● PROVIDED DATA:
+--

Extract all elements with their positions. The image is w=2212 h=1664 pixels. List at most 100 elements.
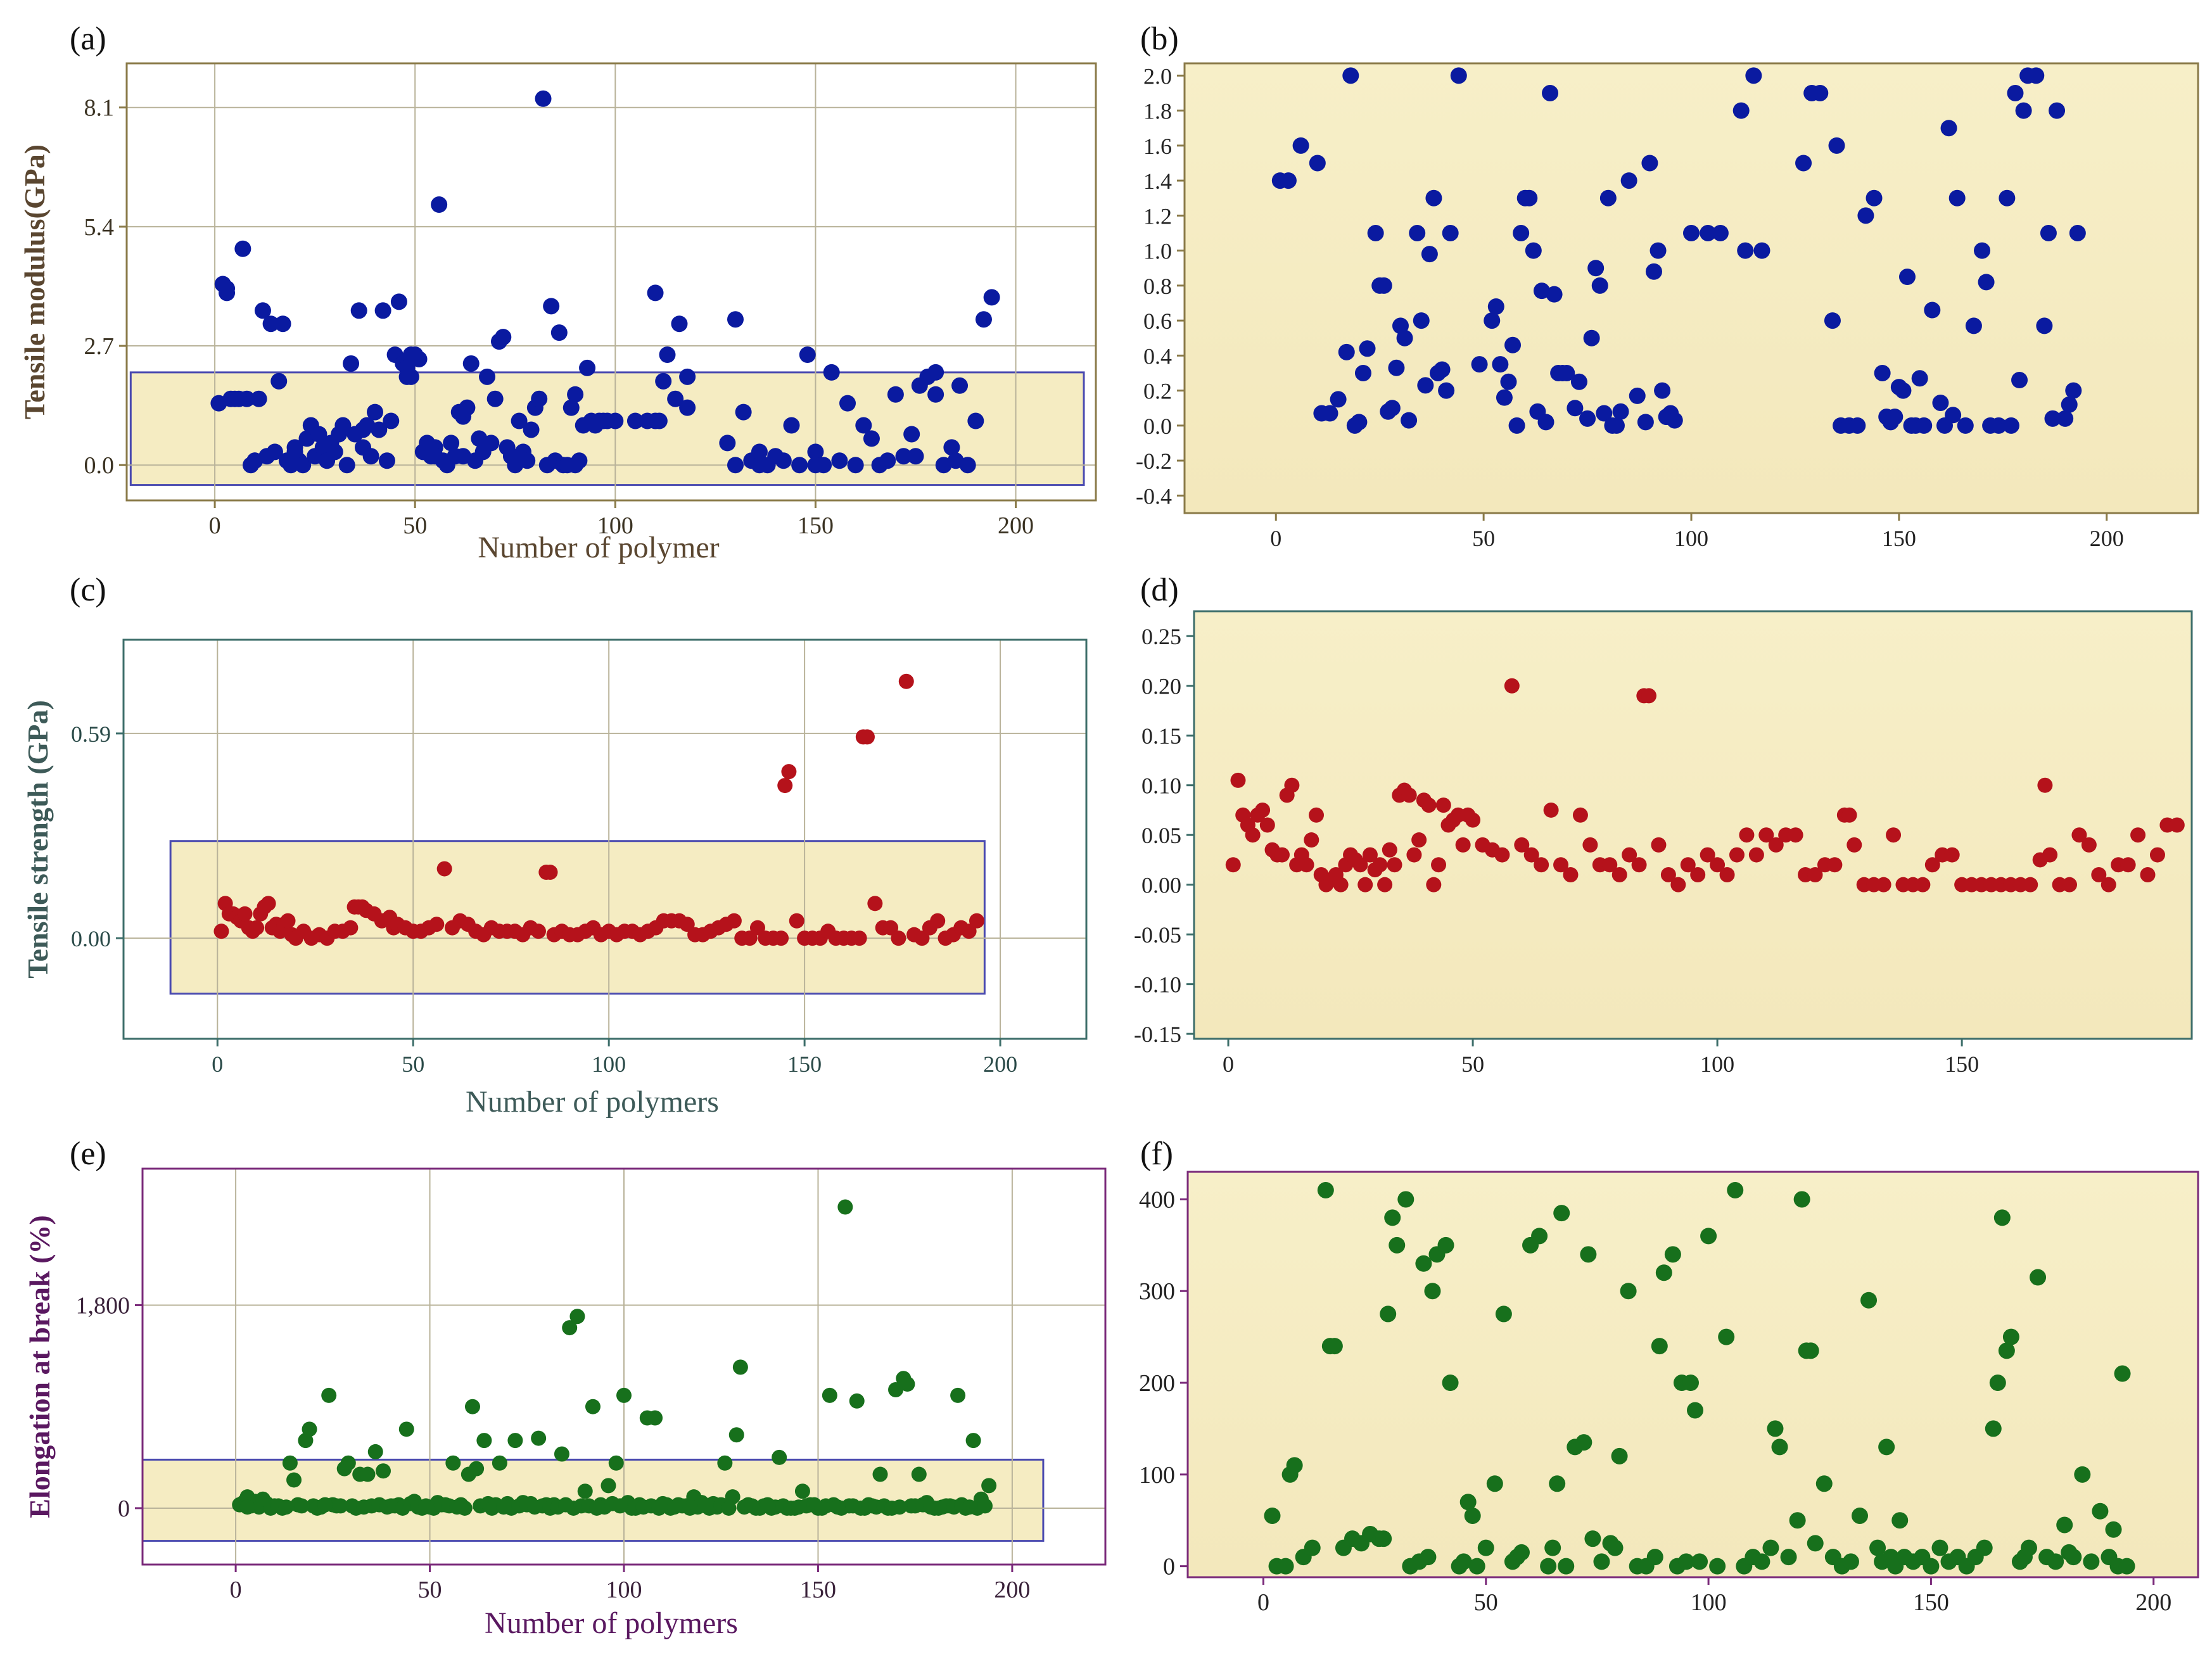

+--

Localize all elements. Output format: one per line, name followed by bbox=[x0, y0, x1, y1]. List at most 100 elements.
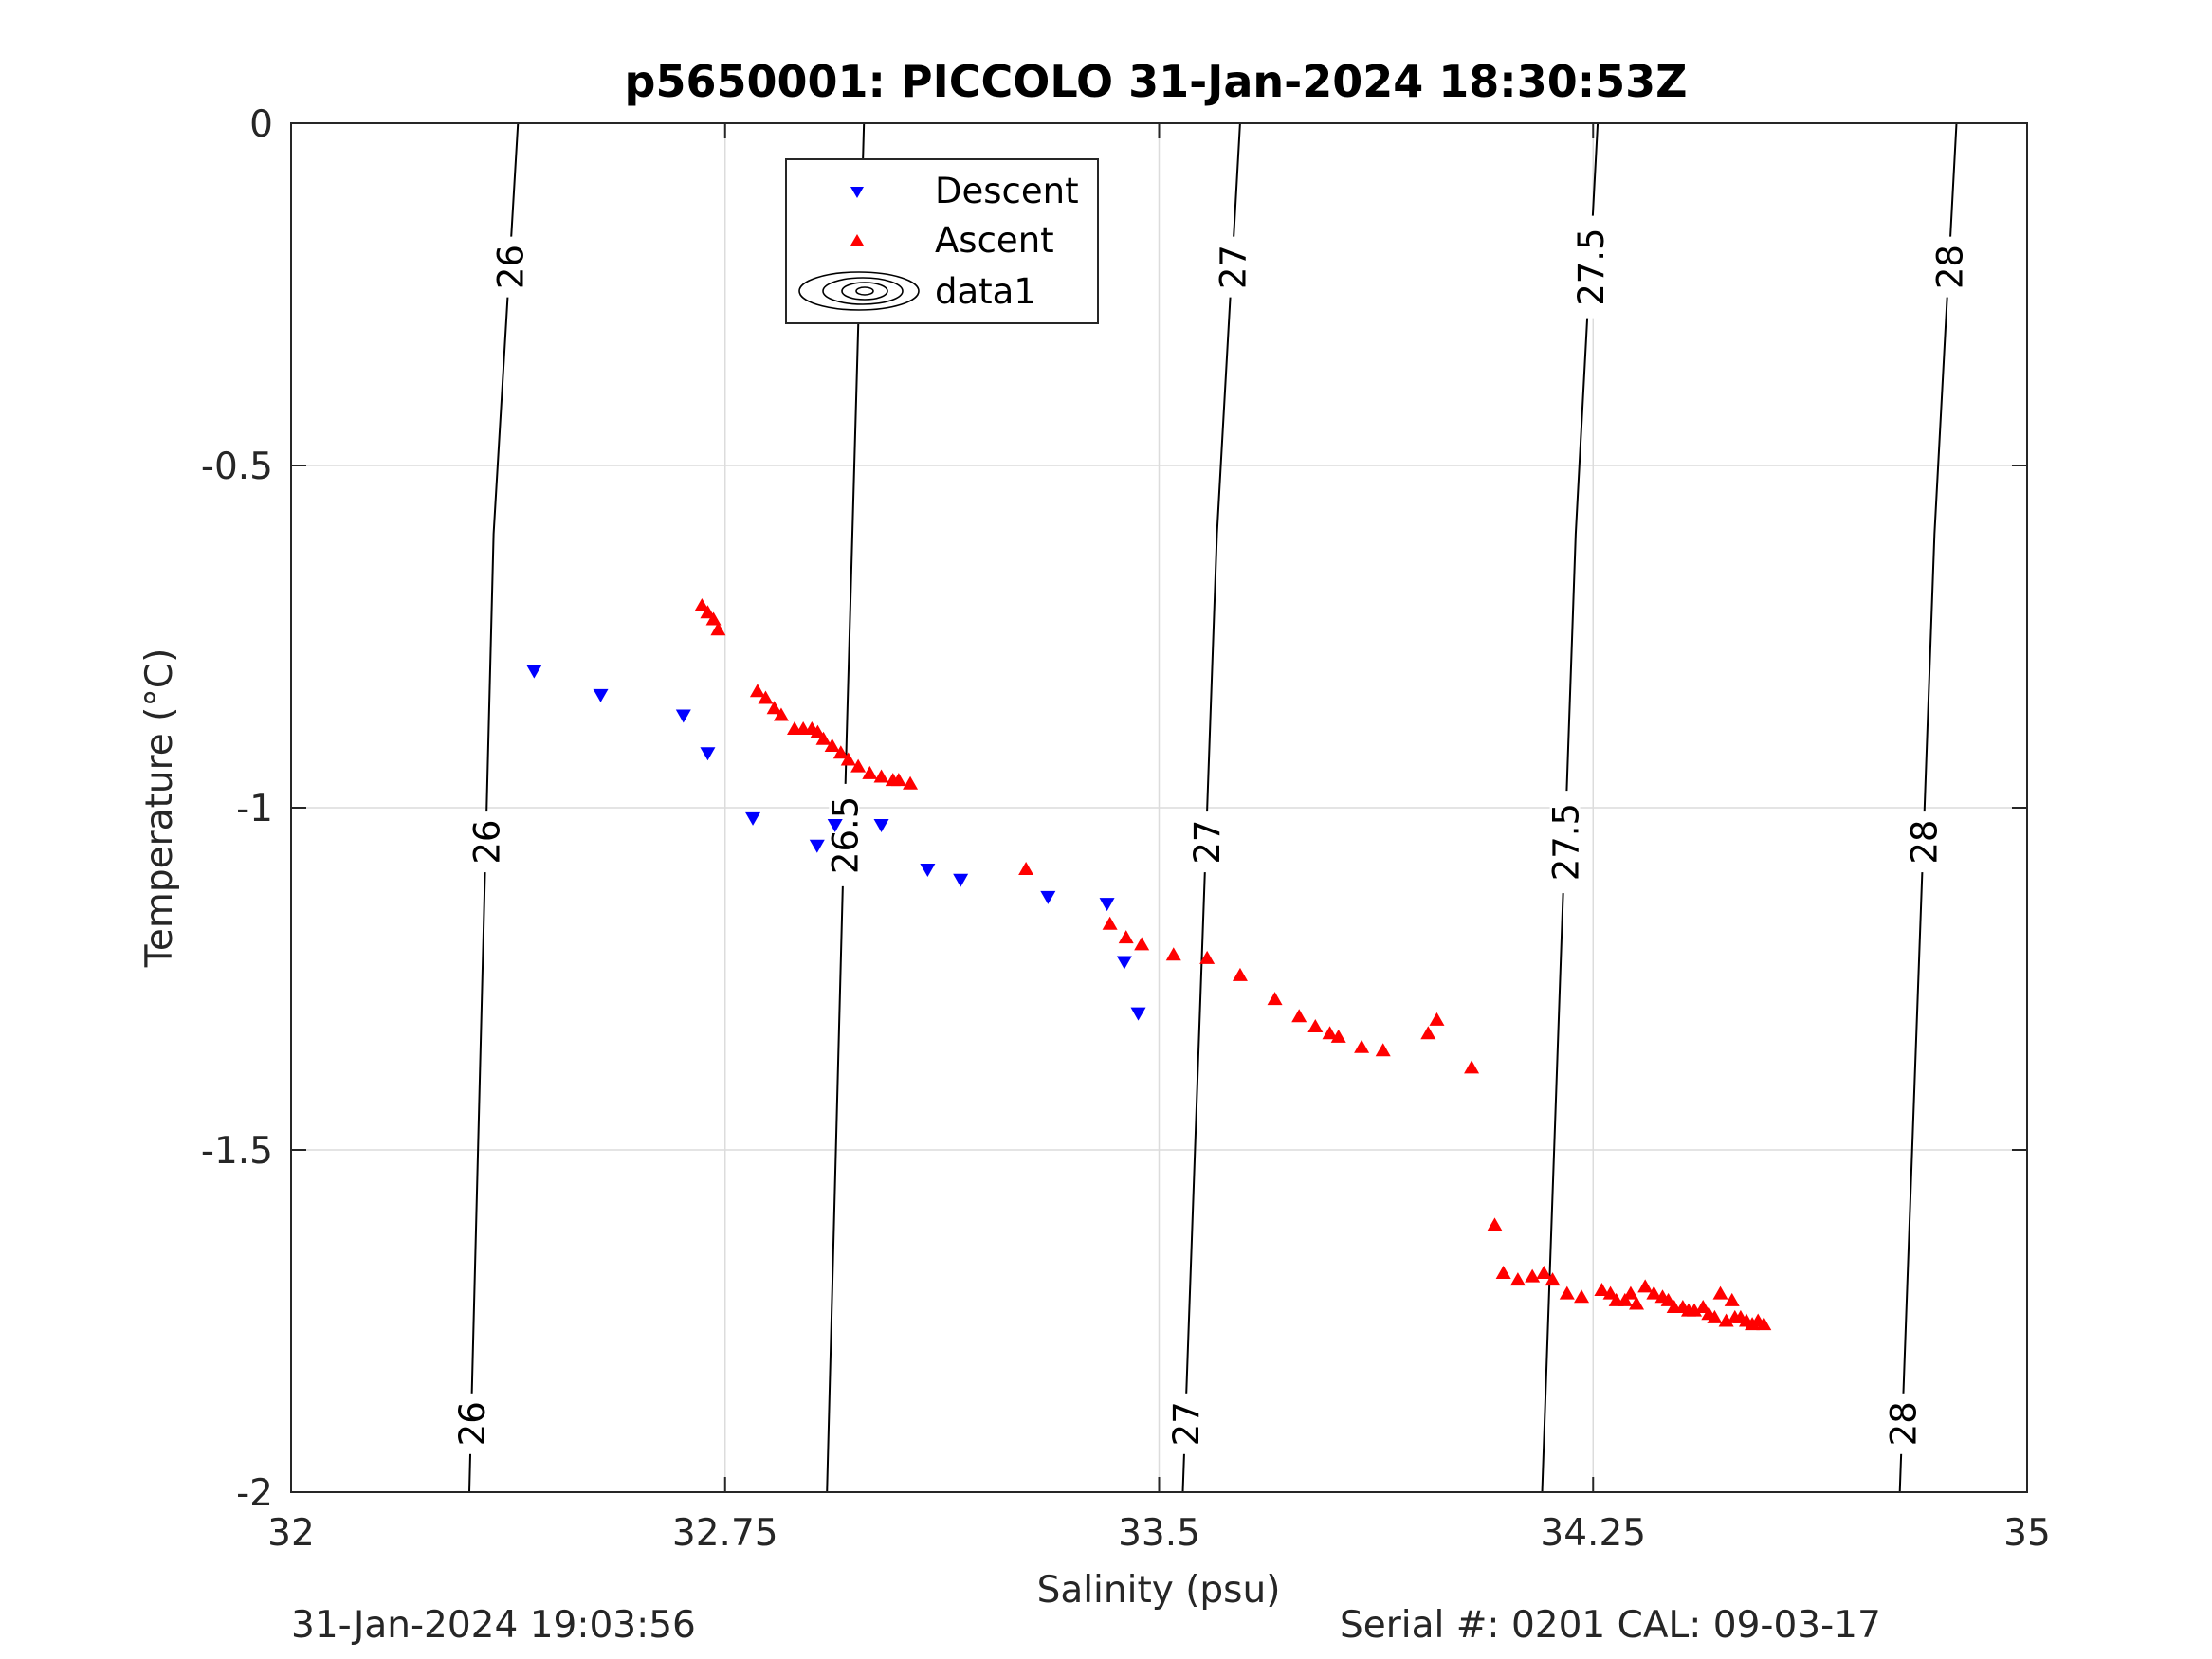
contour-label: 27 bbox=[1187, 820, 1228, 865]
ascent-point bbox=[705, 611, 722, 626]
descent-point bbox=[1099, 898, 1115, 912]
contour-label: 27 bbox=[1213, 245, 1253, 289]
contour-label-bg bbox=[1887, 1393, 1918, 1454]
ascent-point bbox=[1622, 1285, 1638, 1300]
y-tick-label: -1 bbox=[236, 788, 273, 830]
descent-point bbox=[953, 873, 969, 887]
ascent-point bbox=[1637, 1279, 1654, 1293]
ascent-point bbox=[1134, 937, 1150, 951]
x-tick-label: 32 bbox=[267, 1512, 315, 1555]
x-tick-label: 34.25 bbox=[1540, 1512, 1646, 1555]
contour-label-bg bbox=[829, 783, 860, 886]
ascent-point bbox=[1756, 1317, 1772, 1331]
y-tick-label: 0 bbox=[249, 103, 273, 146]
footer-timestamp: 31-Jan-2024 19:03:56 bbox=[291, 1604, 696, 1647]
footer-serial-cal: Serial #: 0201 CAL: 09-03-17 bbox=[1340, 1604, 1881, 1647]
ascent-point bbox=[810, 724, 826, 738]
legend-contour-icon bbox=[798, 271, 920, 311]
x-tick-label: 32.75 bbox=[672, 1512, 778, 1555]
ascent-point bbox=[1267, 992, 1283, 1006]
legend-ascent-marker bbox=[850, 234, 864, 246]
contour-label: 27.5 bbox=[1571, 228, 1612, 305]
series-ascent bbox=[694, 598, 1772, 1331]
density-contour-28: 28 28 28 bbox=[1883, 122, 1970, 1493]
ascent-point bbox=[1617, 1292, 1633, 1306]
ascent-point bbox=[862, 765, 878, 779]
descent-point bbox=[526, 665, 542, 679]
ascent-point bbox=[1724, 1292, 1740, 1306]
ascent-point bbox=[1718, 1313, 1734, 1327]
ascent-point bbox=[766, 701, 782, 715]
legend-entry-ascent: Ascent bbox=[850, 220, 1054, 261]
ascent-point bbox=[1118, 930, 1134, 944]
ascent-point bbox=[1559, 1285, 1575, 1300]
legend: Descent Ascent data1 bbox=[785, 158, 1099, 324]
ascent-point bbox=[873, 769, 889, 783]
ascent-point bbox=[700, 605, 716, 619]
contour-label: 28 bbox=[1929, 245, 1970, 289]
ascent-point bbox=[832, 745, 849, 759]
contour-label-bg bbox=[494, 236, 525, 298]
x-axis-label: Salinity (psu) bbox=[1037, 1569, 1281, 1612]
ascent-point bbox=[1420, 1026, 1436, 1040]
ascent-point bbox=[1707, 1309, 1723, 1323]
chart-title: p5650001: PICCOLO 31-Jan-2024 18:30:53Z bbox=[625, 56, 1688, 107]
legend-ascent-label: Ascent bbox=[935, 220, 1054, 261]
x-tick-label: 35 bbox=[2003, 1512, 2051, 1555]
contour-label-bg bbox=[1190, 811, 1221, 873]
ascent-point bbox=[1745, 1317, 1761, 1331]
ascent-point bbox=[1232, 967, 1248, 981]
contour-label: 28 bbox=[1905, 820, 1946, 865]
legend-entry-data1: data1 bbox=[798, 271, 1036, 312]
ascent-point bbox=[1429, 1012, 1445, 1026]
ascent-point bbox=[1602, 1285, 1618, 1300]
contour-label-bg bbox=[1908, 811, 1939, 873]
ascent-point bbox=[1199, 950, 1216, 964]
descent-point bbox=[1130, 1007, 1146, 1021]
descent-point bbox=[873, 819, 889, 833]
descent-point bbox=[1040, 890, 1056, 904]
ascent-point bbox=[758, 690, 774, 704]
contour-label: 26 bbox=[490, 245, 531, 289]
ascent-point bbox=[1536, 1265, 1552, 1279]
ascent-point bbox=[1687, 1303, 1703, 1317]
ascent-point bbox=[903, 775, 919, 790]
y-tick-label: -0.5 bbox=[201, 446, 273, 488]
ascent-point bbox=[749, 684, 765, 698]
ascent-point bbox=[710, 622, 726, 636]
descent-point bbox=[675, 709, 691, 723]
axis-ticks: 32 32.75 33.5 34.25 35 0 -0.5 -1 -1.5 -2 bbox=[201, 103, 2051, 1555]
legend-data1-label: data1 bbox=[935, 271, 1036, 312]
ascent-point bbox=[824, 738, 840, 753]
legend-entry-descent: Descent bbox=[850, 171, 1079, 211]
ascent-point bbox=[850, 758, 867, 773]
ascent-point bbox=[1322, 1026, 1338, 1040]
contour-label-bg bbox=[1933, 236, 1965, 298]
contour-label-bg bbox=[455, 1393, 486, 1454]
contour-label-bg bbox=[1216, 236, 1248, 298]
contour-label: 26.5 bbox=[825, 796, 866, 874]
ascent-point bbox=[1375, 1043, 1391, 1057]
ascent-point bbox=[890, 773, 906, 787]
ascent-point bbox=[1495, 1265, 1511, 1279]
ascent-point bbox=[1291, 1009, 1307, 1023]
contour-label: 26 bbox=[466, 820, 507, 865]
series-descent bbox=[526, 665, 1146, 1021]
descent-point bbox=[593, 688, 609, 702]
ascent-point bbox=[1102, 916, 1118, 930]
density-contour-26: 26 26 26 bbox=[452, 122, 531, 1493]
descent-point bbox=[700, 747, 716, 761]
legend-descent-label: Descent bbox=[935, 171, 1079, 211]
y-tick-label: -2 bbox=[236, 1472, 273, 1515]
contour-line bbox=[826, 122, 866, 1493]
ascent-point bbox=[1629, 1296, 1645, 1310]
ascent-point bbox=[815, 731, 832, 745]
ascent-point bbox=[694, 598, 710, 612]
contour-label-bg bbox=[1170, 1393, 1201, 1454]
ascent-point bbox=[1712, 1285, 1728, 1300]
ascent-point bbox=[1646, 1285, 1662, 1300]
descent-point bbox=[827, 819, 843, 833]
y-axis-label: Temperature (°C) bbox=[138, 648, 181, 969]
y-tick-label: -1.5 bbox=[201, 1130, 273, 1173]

+--

● WHAT YOU ARE ASKED TO DO: Output the data from the line with "Localize all elements." up to and including the line with "legend-ascent-marker bbox=[850, 234, 864, 246]" as a two-column CSV with the header instruction,response. Each request gets one row, with its text and its answer each in one quoted field, line breaks turned into spaces, and the pictures left out.

● EXERCISE RESPONSE:
instruction,response
"Localize all elements. Output format: one per line, name followed by bbox=[x0, y0, x1, y1]. List at most 100 elements.","contour-label: 27 bbox=[1187, 820, 1228, 865] ascent-point bbox=[705, 611, 722, 626] descent-point bbox=[1099, 898, 1115, 912] contour-label: 27 bbox=[1213, 245, 1253, 289] contour-label-bg bbox=[1887, 1393, 1918, 1454] ascent-point bbox=[1622, 1285, 1638, 1300] y-tick-label: -1 bbox=[236, 788, 273, 830] descent-point bbox=[953, 873, 969, 887] ascent-point bbox=[1637, 1279, 1654, 1293] ascent-point bbox=[1134, 937, 1150, 951] x-tick-label: 32 bbox=[267, 1512, 315, 1555] x-tick-label: 34.25 bbox=[1540, 1512, 1646, 1555] contour-label-bg bbox=[829, 783, 860, 886] ascent-point bbox=[1756, 1317, 1772, 1331] y-tick-label: 0 bbox=[249, 103, 273, 146] footer-timestamp: 31-Jan-2024 19:03:56 bbox=[291, 1604, 696, 1647] footer-serial-cal: Serial #: 0201 CAL: 09-03-17 bbox=[1340, 1604, 1881, 1647] ascent-point bbox=[810, 724, 826, 738] legend-contour-icon bbox=[798, 271, 920, 311] x-tick-label: 32.75 bbox=[672, 1512, 778, 1555] ascent-point bbox=[1267, 992, 1283, 1006] legend-ascent-marker bbox=[850, 234, 864, 246]"